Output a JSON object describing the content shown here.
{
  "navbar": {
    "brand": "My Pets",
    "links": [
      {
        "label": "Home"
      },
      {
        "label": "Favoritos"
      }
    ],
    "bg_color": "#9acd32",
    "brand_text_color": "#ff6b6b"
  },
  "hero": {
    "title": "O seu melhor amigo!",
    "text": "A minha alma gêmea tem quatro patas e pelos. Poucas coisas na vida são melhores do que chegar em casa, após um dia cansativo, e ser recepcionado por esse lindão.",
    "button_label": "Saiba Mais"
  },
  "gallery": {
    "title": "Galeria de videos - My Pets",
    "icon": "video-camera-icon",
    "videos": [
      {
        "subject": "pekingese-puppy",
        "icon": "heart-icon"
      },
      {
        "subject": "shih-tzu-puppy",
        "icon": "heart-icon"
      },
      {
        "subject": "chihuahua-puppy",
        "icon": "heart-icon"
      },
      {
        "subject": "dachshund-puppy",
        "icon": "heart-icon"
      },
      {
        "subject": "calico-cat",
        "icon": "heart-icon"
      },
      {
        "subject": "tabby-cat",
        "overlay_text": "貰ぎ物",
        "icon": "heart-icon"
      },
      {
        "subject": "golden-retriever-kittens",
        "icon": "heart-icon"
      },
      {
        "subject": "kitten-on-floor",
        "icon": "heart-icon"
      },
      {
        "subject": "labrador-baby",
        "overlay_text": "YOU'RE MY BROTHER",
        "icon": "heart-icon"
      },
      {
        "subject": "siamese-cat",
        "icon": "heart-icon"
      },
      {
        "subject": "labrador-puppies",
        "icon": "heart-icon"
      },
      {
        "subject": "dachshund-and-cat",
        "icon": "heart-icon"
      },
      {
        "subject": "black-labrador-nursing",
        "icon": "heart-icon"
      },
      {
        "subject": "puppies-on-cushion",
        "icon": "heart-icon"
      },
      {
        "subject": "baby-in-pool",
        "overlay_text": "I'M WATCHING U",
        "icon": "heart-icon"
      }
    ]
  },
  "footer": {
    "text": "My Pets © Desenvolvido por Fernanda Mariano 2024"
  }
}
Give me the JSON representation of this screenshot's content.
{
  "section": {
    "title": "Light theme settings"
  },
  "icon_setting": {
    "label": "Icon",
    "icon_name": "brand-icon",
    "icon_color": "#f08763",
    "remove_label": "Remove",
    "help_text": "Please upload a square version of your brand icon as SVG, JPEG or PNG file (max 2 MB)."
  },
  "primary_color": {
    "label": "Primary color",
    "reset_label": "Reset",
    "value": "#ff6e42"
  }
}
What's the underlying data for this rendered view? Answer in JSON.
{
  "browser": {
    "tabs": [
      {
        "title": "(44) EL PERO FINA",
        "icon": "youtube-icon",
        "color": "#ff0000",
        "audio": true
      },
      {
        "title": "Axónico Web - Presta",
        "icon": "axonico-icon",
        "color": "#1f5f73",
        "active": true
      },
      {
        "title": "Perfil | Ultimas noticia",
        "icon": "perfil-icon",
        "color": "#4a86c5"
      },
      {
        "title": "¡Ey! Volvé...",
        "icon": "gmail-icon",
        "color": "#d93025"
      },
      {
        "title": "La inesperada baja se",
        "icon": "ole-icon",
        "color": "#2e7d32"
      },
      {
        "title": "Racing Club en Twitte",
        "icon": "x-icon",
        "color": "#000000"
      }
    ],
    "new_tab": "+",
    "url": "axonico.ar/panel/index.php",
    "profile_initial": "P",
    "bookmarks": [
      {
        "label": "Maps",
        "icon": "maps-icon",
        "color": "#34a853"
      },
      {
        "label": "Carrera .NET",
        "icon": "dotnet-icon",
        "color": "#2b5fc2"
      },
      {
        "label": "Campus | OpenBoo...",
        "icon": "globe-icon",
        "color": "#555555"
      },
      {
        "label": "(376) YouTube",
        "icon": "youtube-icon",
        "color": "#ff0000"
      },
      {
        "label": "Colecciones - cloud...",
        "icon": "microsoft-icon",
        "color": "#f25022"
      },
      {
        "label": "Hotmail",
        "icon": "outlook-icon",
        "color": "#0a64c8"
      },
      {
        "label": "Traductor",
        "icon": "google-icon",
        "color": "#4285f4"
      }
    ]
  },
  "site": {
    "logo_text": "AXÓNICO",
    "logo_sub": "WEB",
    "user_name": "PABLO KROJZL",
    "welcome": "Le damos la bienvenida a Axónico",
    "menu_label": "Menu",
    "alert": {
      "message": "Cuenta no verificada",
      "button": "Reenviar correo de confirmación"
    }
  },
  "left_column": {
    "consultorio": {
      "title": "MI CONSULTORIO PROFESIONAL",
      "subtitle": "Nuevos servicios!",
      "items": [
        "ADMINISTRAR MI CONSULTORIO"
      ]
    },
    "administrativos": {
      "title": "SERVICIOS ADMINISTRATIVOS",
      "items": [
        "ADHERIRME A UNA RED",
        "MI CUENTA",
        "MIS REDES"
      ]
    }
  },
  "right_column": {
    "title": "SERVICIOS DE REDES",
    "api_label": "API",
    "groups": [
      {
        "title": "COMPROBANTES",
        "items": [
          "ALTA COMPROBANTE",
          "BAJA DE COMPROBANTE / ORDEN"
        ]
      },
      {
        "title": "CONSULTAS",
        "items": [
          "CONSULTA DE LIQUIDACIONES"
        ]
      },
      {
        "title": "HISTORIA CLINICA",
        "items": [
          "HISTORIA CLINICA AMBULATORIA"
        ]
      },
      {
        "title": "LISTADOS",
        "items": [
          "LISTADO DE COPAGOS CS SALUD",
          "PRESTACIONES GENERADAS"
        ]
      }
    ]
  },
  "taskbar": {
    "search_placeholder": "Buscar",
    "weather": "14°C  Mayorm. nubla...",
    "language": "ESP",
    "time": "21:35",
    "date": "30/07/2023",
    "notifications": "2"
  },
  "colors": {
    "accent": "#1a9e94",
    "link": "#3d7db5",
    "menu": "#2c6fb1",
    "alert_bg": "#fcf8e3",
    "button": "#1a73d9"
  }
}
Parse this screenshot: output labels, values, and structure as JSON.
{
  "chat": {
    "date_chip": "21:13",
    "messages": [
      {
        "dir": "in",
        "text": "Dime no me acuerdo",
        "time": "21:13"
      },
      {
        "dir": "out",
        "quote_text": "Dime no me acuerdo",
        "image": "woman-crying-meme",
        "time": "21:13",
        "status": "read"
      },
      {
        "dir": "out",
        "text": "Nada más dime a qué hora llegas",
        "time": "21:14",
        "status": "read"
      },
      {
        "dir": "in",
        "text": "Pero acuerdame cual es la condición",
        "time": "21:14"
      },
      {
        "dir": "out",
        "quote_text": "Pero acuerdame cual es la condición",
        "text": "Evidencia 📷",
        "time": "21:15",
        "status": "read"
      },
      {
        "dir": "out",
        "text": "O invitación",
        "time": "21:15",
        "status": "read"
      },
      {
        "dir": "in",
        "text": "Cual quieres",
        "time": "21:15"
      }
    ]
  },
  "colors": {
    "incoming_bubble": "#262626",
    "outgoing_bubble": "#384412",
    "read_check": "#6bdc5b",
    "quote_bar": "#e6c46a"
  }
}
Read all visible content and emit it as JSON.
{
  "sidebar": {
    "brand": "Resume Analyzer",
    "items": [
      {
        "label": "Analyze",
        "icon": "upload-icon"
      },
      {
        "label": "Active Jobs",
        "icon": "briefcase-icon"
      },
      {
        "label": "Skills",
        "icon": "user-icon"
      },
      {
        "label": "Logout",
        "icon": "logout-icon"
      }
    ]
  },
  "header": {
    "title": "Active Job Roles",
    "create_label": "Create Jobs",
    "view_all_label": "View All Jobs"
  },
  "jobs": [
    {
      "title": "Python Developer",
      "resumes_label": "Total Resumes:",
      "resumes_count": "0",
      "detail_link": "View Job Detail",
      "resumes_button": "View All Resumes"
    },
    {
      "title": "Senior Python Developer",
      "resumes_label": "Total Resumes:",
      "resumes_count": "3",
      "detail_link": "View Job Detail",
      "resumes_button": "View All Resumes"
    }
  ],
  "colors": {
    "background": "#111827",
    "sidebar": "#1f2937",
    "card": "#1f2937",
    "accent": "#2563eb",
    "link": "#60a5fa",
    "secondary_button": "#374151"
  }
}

• Aim: Copy each line in the data that holds the word "puppies".

• Finished task:
        "subject": "labrador-puppies",
        "subject": "puppies-on-cushion",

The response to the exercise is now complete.